**The request:** Extract every line of the material below and reproduce it faithfully.

======== Records provided

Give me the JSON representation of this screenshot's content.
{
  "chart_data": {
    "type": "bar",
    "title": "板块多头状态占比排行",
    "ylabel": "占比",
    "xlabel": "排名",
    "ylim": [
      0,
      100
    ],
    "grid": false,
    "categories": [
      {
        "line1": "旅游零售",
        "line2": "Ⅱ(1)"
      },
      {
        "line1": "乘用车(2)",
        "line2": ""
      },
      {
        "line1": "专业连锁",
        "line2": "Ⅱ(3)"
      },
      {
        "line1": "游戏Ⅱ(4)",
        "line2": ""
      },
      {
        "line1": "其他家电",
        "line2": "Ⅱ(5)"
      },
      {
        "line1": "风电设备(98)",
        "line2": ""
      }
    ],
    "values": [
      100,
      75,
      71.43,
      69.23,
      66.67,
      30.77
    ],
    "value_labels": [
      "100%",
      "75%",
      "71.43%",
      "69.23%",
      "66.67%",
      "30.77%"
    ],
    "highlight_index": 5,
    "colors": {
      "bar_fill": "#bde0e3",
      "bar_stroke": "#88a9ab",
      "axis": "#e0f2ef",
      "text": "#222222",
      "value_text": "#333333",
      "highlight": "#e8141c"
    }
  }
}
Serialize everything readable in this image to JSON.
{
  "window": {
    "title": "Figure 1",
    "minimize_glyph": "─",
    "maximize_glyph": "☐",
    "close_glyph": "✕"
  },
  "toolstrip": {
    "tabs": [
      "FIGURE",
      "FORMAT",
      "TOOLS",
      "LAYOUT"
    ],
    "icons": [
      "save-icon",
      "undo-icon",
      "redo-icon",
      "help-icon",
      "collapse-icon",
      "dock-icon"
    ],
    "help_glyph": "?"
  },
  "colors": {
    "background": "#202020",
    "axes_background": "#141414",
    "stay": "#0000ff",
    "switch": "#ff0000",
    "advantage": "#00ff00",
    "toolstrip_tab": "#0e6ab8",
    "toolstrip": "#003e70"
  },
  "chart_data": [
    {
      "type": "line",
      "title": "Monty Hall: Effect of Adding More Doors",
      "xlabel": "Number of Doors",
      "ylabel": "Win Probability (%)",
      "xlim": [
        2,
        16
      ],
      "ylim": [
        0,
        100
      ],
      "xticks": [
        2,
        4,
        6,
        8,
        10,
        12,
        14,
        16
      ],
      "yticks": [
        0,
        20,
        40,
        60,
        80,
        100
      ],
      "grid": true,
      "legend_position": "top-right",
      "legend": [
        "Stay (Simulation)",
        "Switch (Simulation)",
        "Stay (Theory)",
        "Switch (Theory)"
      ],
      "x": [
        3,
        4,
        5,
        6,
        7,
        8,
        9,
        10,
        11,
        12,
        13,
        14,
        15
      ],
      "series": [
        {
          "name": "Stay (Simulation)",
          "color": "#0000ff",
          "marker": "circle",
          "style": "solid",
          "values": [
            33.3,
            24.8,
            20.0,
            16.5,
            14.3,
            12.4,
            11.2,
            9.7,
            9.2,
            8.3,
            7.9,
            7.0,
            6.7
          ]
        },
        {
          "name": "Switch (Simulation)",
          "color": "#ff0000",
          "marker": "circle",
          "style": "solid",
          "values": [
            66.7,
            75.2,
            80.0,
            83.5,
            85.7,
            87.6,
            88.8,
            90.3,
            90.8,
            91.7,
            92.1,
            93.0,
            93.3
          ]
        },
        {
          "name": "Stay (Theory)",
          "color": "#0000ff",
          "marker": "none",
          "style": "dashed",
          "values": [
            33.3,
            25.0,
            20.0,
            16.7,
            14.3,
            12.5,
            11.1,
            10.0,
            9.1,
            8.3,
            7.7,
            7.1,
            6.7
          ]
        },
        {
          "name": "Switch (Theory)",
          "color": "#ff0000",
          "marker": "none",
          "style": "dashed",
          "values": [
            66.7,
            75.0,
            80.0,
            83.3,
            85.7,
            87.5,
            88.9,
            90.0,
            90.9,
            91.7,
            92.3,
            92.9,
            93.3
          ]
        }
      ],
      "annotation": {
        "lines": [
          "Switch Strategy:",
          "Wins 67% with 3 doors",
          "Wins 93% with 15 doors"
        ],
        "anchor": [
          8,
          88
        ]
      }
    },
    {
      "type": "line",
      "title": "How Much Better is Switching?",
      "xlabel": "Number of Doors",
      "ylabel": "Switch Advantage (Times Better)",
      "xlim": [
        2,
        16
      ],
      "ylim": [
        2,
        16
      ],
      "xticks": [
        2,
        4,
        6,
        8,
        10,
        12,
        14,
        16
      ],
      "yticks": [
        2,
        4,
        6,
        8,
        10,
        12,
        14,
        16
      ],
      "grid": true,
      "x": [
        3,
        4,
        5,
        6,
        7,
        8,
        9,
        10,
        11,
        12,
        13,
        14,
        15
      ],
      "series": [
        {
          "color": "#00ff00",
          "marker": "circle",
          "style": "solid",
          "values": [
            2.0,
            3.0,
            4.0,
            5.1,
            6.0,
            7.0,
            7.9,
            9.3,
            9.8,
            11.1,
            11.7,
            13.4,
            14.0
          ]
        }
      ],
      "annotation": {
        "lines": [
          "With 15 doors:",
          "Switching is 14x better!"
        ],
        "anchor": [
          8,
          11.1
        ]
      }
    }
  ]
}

================

**Answer below:**
Give me the JSON representation of this screenshot's content.
{
  "chart_data": {
    "type": "bar",
    "title": "板块多头状态占比排行",
    "ylabel": "占比",
    "xlabel": "排名",
    "ylim": [
      0,
      100
    ],
    "grid": false,
    "categories": [
      {
        "line1": "旅游零售",
        "line2": "Ⅱ(1)"
      },
      {
        "line1": "乘用车(2)",
        "line2": ""
      },
      {
        "line1": "专业连锁",
        "line2": "Ⅱ(3)"
      },
      {
        "line1": "游戏Ⅱ(4)",
        "line2": ""
      },
      {
        "line1": "其他家电",
        "line2": "Ⅱ(5)"
      },
      {
        "line1": "风电设备(98)",
        "line2": ""
      }
    ],
    "values": [
      100,
      75,
      71.43,
      69.23,
      66.67,
      30.77
    ],
    "value_labels": [
      "100%",
      "75%",
      "71.43%",
      "69.23%",
      "66.67%",
      "30.77%"
    ],
    "highlight_index": 5,
    "colors": {
      "bar_fill": "#bde0e3",
      "bar_stroke": "#88a9ab",
      "axis": "#e0f2ef",
      "text": "#222222",
      "value_text": "#333333",
      "highlight": "#e8141c"
    }
  }
}
Serialize everything readable in this image to JSON.
{
  "window": {
    "title": "Figure 1",
    "minimize_glyph": "─",
    "maximize_glyph": "☐",
    "close_glyph": "✕"
  },
  "toolstrip": {
    "tabs": [
      "FIGURE",
      "FORMAT",
      "TOOLS",
      "LAYOUT"
    ],
    "icons": [
      "save-icon",
      "undo-icon",
      "redo-icon",
      "help-icon",
      "collapse-icon",
      "dock-icon"
    ],
    "help_glyph": "?"
  },
  "colors": {
    "background": "#202020",
    "axes_background": "#141414",
    "stay": "#0000ff",
    "switch": "#ff0000",
    "advantage": "#00ff00",
    "toolstrip_tab": "#0e6ab8",
    "toolstrip": "#003e70"
  },
  "chart_data": [
    {
      "type": "line",
      "title": "Monty Hall: Effect of Adding More Doors",
      "xlabel": "Number of Doors",
      "ylabel": "Win Probability (%)",
      "xlim": [
        2,
        16
      ],
      "ylim": [
        0,
        100
      ],
      "xticks": [
        2,
        4,
        6,
        8,
        10,
        12,
        14,
        16
      ],
      "yticks": [
        0,
        20,
        40,
        60,
        80,
        100
      ],
      "grid": true,
      "legend_position": "top-right",
      "legend": [
        "Stay (Simulation)",
        "Switch (Simulation)",
        "Stay (Theory)",
        "Switch (Theory)"
      ],
      "x": [
        3,
        4,
        5,
        6,
        7,
        8,
        9,
        10,
        11,
        12,
        13,
        14,
        15
      ],
      "series": [
        {
          "name": "Stay (Simulation)",
          "color": "#0000ff",
          "marker": "circle",
          "style": "solid",
          "values": [
            33.3,
            24.8,
            20.0,
            16.5,
            14.3,
            12.4,
            11.2,
            9.7,
            9.2,
            8.3,
            7.9,
            7.0,
            6.7
          ]
        },
        {
          "name": "Switch (Simulation)",
          "color": "#ff0000",
          "marker": "circle",
          "style": "solid",
          "values": [
            66.7,
            75.2,
            80.0,
            83.5,
            85.7,
            87.6,
            88.8,
            90.3,
            90.8,
            91.7,
            92.1,
            93.0,
            93.3
          ]
        },
        {
          "name": "Stay (Theory)",
          "color": "#0000ff",
          "marker": "none",
          "style": "dashed",
          "values": [
            33.3,
            25.0,
            20.0,
            16.7,
            14.3,
            12.5,
            11.1,
            10.0,
            9.1,
            8.3,
            7.7,
            7.1,
            6.7
          ]
        },
        {
          "name": "Switch (Theory)",
          "color": "#ff0000",
          "marker": "none",
          "style": "dashed",
          "values": [
            66.7,
            75.0,
            80.0,
            83.3,
            85.7,
            87.5,
            88.9,
            90.0,
            90.9,
            91.7,
            92.3,
            92.9,
            93.3
          ]
        }
      ],
      "annotation": {
        "lines": [
          "Switch Strategy:",
          "Wins 67% with 3 doors",
          "Wins 93% with 15 doors"
        ],
        "anchor": [
          8,
          88
        ]
      }
    },
    {
      "type": "line",
      "title": "How Much Better is Switching?",
      "xlabel": "Number of Doors",
      "ylabel": "Switch Advantage (Times Better)",
      "xlim": [
        2,
        16
      ],
      "ylim": [
        2,
        16
      ],
      "xticks": [
        2,
        4,
        6,
        8,
        10,
        12,
        14,
        16
      ],
      "yticks": [
        2,
        4,
        6,
        8,
        10,
        12,
        14,
        16
      ],
      "grid": true,
      "x": [
        3,
        4,
        5,
        6,
        7,
        8,
        9,
        10,
        11,
        12,
        13,
        14,
        15
      ],
      "series": [
        {
          "color": "#00ff00",
          "marker": "circle",
          "style": "solid",
          "values": [
            2.0,
            3.0,
            4.0,
            5.1,
            6.0,
            7.0,
            7.9,
            9.3,
            9.8,
            11.1,
            11.7,
            13.4,
            14.0
          ]
        }
      ],
      "annotation": {
        "lines": [
          "With 15 doors:",
          "Switching is 14x better!"
        ],
        "anchor": [
          8,
          11.1
        ]
      }
    }
  ]
}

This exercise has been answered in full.